■ **WRITTEN PROBLEM**
For this exercise, copy out each line of the material below that includes "name".

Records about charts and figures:
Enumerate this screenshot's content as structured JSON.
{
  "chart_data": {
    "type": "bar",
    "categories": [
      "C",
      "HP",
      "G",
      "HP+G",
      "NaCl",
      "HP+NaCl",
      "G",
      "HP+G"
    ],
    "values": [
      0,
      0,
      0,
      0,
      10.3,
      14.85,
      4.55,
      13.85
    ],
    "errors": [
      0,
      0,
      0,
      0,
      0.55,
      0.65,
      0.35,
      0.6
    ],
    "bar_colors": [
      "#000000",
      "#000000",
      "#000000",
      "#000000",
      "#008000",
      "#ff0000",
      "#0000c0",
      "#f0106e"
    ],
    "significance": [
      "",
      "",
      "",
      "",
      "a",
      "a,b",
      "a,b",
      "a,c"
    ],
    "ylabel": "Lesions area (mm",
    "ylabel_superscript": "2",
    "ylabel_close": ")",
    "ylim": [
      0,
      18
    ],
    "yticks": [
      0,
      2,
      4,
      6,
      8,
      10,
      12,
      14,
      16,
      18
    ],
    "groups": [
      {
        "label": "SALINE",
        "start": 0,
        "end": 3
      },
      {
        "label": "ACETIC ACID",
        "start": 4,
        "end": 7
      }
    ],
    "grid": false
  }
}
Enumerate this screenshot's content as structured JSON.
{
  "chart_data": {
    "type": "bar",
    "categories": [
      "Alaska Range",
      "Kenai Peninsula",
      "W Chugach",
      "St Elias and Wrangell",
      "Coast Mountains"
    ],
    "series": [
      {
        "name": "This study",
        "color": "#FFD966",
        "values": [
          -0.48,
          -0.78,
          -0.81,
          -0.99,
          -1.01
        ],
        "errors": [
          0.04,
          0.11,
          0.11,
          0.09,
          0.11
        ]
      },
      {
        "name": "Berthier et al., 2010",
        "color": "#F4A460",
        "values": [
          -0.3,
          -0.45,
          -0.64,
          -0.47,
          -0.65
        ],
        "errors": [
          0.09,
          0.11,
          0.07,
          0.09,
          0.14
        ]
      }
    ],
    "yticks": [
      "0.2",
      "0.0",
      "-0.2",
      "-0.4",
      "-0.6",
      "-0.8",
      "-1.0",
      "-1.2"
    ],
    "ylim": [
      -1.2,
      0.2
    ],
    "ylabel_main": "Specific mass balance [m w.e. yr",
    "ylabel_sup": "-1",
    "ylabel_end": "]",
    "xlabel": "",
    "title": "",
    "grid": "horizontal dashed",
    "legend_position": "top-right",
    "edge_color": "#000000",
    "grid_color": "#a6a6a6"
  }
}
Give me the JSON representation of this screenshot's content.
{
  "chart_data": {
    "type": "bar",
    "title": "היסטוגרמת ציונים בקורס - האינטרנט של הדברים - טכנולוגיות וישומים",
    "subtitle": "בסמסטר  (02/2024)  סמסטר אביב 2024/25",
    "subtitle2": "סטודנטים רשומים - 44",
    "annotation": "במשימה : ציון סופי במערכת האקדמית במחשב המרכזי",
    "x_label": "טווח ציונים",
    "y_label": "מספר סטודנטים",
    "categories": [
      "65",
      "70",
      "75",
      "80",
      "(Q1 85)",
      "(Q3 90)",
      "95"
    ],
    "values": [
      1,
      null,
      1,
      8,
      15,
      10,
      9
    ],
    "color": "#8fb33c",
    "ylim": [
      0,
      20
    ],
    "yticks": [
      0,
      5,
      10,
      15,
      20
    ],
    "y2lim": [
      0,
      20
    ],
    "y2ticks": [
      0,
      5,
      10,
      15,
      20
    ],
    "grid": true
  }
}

■ **OUTPUT FOR THIS EXERCISE**
        "name": "This study",
        "name": "Berthier et al., 2010",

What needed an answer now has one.